▶ _TASKS FOR THIS EXERCISE_:
a) Repeat word for word the stretch of the poll article from "Trump has faced" through "and anti-Muslim rhetoric.".
b) Pick up the article on the Trump–Clinton poll right after its last sentence and continue it.

-- Begin PASSAGE PROVIDED --

Republican presidential candidate Donald Trump trailed Democratic rival Hillary Clinton by 12 percentage points in a Reuters/Ipsos poll released on Friday, making him the clear underdog ahead of next week’s Republican National Convention.

Forty-five percent of likely voters supported former Secretary of State Clinton, 33 percent supported Trump, the wealthy businessman, and the remainder supported neither, according to the July 11-15 online poll.

The survey showed little change from Tuesday, when Clinton had led Trump by 13 percentage points.

Clinton has been ahead in the poll since early January. Trump only approached her level of support in May, after his last two remaining rivals quit the race and he became the presumptive Republican nominee.

Trump’s favorability has dropped since then, as his campaign began to focus on the Nov. 8 general election.

Trump has faced criticism in recent weeks over his now-defunct Trump University venture, which is accused of making false promises, and over his anti-immigrant and anti-Muslim rhetoric.

The poll results were mostly gathered before Thursday night’s deadly truck attack in Nice, France, and before Trump’s announcement on Friday that Indiana Governor Mike Pence would be his vice presidential running mate.

-- End PASSAGE PROVIDED --
-- Begin ENTRIES SUPPLIED --

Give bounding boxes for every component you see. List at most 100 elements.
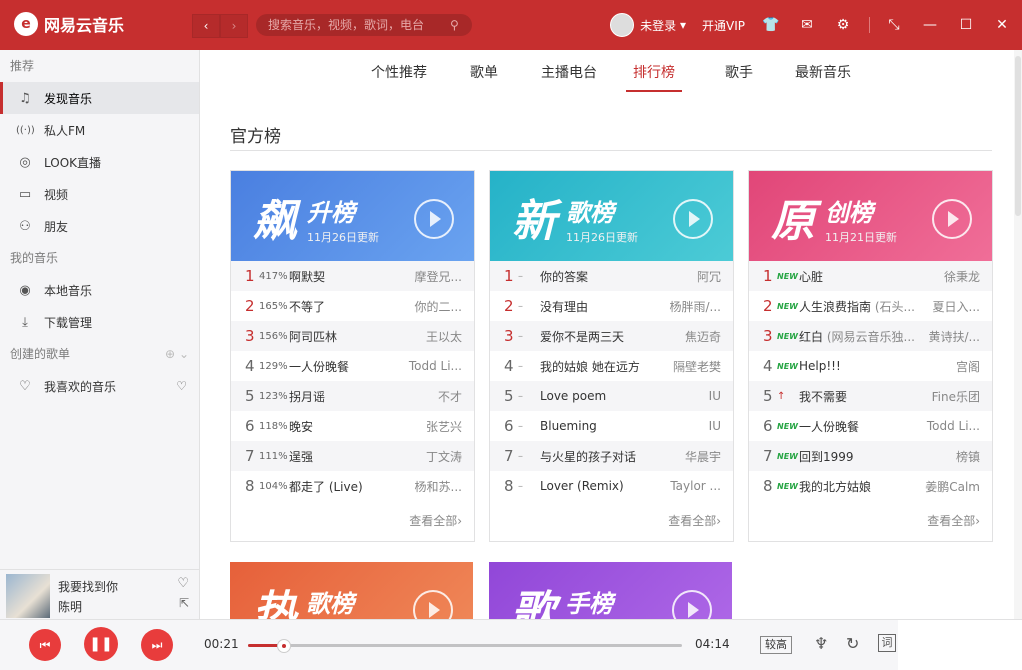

-- End ENTRIES SUPPLIED --
-- Begin ENTRIES SUPPLIED --

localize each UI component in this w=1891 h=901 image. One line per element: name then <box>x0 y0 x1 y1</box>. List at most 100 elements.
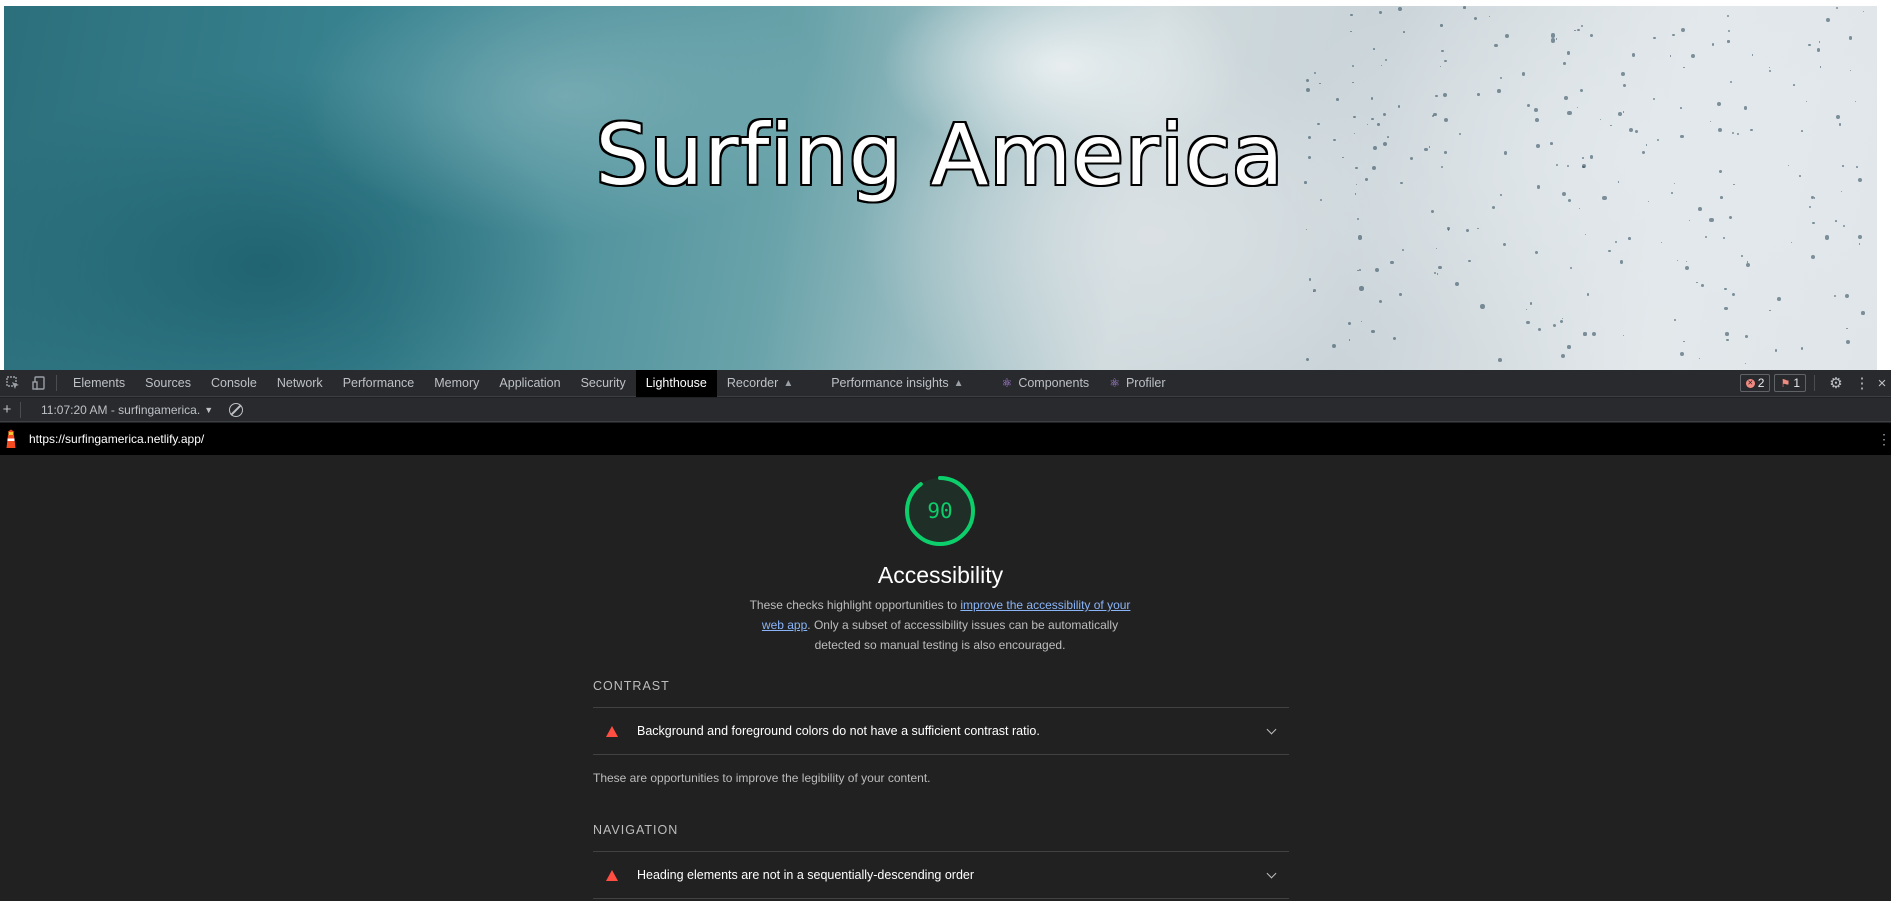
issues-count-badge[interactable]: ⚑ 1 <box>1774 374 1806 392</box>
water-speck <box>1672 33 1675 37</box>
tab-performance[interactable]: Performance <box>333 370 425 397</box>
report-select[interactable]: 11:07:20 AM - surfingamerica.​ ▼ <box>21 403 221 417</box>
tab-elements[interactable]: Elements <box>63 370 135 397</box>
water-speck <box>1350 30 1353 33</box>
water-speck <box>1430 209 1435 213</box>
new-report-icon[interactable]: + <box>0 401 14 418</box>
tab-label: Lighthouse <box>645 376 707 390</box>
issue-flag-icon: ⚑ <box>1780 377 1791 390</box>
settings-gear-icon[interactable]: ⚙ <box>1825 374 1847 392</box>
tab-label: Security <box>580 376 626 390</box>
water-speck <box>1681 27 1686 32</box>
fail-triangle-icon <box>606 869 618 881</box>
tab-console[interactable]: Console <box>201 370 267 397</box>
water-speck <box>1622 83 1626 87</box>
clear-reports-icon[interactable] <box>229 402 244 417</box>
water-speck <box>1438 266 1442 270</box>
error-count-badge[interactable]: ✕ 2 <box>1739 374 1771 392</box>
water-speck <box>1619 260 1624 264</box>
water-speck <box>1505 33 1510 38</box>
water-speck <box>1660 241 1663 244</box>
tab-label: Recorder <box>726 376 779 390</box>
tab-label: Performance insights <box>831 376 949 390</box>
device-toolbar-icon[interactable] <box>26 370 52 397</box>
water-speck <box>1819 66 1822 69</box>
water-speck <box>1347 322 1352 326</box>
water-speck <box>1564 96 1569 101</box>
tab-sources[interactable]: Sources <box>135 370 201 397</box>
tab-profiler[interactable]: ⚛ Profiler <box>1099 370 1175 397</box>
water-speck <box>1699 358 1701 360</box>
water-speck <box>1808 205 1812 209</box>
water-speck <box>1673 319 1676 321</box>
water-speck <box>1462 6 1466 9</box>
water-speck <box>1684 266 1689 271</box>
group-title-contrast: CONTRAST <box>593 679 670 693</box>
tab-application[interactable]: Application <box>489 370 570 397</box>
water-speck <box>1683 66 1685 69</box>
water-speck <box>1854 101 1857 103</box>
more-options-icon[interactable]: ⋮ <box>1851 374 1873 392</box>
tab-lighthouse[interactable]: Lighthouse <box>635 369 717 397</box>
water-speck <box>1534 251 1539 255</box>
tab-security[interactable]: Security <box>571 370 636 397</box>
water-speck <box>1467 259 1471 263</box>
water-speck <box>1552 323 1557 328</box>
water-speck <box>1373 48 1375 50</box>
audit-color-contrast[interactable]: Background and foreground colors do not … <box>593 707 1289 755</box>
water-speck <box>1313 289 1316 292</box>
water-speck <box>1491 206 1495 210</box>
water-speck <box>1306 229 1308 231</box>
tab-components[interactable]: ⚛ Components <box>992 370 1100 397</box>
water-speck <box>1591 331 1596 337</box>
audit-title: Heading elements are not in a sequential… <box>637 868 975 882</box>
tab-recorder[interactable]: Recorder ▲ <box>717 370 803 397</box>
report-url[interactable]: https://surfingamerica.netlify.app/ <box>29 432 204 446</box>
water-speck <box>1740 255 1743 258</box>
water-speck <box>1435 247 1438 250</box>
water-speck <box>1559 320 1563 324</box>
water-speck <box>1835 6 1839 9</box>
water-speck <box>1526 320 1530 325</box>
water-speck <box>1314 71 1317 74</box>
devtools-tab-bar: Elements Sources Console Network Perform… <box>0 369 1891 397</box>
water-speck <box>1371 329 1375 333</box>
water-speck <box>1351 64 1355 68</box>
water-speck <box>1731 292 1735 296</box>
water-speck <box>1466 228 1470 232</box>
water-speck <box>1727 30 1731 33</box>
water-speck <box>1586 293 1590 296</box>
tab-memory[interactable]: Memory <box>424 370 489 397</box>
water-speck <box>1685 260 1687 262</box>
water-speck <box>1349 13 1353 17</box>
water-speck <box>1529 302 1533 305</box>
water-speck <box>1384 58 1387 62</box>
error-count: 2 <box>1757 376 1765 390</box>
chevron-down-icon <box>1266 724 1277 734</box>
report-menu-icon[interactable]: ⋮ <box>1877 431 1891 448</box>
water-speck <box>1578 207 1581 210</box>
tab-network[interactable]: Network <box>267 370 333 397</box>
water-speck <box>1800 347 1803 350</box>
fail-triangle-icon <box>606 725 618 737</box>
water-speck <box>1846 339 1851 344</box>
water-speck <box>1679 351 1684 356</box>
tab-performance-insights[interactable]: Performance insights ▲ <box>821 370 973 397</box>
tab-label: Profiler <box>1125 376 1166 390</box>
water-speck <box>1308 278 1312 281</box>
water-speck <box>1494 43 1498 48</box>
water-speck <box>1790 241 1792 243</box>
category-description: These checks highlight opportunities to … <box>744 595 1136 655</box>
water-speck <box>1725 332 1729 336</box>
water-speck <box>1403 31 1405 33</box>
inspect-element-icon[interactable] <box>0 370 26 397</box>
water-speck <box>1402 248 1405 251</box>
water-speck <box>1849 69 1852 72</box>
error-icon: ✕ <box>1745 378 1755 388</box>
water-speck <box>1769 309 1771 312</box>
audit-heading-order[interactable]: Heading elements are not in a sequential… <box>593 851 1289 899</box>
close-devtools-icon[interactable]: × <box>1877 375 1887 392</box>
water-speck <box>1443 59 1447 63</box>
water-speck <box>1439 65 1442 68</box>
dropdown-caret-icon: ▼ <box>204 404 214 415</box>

-- End ENTRIES SUPPLIED --
-- Begin ENTRIES SUPPLIED --

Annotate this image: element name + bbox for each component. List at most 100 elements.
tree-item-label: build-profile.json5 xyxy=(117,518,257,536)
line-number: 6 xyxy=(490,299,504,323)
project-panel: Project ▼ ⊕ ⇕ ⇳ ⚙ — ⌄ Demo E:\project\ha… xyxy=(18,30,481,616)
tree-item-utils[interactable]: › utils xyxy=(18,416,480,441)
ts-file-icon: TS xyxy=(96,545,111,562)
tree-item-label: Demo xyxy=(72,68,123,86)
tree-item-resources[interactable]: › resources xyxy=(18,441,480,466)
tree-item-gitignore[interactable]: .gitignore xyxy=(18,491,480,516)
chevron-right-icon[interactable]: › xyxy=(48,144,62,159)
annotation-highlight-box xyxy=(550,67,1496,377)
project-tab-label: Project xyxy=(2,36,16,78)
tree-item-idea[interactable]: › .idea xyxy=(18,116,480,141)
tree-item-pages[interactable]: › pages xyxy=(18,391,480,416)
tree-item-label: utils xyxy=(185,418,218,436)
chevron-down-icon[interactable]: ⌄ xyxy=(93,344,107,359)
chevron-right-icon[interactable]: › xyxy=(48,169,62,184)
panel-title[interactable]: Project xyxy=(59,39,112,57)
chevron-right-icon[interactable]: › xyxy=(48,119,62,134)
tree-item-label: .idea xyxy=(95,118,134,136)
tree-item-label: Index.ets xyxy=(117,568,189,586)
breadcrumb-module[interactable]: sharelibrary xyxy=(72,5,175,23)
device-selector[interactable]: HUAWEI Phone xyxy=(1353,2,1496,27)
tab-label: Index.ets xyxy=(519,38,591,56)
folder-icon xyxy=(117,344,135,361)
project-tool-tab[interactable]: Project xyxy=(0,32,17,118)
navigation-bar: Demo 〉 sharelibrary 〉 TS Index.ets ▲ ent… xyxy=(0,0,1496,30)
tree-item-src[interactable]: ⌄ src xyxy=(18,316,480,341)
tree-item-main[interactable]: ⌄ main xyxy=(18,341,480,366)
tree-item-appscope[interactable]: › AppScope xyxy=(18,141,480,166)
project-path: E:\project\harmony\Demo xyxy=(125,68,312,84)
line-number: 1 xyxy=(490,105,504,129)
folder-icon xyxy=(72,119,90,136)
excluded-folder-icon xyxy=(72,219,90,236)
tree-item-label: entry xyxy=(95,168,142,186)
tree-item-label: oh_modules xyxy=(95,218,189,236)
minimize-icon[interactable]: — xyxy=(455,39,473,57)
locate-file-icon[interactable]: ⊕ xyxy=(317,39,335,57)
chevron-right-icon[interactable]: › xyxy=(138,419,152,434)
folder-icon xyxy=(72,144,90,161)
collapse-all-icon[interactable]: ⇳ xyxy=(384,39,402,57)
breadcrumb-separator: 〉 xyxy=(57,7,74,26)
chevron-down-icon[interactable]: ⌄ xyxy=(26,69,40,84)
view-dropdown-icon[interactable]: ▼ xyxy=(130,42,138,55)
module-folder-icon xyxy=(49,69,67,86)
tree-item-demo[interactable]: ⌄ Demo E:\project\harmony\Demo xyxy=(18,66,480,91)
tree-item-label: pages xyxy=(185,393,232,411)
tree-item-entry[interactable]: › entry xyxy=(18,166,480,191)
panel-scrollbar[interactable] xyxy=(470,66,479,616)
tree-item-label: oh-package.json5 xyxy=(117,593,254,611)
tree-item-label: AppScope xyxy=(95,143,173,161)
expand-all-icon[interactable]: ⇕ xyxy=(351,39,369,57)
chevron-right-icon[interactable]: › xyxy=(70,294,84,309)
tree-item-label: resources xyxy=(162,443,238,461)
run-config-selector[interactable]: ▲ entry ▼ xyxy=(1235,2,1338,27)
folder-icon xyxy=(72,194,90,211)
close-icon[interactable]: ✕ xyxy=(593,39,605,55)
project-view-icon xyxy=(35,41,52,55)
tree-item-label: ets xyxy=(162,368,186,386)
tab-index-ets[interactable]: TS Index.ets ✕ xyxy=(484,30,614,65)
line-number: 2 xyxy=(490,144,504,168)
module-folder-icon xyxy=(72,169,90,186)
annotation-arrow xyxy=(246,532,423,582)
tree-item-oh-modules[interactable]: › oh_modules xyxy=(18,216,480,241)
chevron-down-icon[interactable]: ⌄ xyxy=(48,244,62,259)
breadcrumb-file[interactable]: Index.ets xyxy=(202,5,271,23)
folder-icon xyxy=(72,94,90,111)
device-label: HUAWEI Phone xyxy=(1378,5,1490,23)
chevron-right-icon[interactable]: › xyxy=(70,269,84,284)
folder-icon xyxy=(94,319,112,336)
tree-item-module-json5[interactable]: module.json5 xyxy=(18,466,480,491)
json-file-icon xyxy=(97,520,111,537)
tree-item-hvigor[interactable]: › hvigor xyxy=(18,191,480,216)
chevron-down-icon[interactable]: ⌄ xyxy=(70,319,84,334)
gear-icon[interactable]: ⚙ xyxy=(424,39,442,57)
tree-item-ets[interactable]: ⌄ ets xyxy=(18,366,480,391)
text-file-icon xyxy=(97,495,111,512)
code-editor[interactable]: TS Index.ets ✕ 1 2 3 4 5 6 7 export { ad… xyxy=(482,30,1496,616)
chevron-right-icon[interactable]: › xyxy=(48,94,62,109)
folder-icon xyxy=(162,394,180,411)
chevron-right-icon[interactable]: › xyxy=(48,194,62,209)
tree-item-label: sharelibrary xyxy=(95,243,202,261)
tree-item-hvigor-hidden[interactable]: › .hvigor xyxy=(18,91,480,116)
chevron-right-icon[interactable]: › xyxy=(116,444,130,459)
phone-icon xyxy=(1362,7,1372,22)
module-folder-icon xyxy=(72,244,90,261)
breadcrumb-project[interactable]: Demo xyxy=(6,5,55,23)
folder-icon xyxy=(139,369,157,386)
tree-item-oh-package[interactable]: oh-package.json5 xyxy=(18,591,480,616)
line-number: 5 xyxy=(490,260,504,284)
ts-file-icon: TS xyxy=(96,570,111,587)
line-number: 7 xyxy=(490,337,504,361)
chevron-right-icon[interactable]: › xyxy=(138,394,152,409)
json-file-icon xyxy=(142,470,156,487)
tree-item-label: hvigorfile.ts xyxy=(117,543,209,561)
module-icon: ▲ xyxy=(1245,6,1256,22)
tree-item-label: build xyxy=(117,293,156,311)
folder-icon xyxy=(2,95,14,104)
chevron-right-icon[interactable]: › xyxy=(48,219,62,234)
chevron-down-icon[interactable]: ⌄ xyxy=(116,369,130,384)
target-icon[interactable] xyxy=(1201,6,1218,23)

-- End ENTRIES SUPPLIED --

▶ _EXERCISE RESPONSES_:
a)
Trump has faced criticism in recent weeks over his now-defunct Trump University venture, which is accused of making false promises, and over his anti-immigrant and anti-Muslim rhetoric.

b)
The poll results suggest that Clinton’s use of personal email for government business while secretary of state and her handling of classified information have not damaged her support among likely voters.

But other polls show a closer race.

The CBS News/NY Times telephone poll has the candidates tied at 40 percent each, while a McClatchy/Marist telephone poll has Clinton leading by just 3 percentage points, 42 percent to Trump’s 39 percent.

Trump may get a bump in the polls following next week’s convention in Cleveland, where the party is expected to rally behind him as the nominee. In 2012, support for Republican nominee Mitt Romney rose about 5 percentage points following the convention that year.

The Democratic convention is set for the following week, opening July 25 in Philadelphia.

The Reuters/Ipsos poll surveyed 1,186 likely voters across the continental United States, Alaska and Hawaii. It has a credibility interval, a measure of accuracy, of 3 percentage points.

Read the report here.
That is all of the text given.